§ **Short problem**
Look through the data below and say how many of its lines contain "each", adding nothing else.

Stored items

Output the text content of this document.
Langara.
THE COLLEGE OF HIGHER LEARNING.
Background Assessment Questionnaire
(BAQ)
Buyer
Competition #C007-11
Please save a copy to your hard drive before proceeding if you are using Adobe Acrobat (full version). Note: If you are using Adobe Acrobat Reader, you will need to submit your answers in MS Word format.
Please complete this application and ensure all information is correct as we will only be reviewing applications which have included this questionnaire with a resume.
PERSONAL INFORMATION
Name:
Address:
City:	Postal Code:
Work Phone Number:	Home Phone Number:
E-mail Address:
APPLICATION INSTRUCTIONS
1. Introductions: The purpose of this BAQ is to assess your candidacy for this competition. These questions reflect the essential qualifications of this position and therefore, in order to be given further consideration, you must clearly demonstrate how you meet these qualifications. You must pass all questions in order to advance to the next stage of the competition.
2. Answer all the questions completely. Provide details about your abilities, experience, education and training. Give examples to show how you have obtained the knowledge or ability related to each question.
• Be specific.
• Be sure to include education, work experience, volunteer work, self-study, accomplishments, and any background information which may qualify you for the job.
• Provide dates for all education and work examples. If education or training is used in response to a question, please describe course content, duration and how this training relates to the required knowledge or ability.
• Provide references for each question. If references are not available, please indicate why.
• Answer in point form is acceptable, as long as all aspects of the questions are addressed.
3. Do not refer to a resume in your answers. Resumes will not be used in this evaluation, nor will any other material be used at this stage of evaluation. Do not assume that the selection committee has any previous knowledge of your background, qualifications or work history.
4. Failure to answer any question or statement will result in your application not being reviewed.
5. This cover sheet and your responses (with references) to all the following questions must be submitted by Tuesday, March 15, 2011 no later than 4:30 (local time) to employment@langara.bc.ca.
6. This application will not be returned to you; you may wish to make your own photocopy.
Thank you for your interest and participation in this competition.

§ **Reply**
2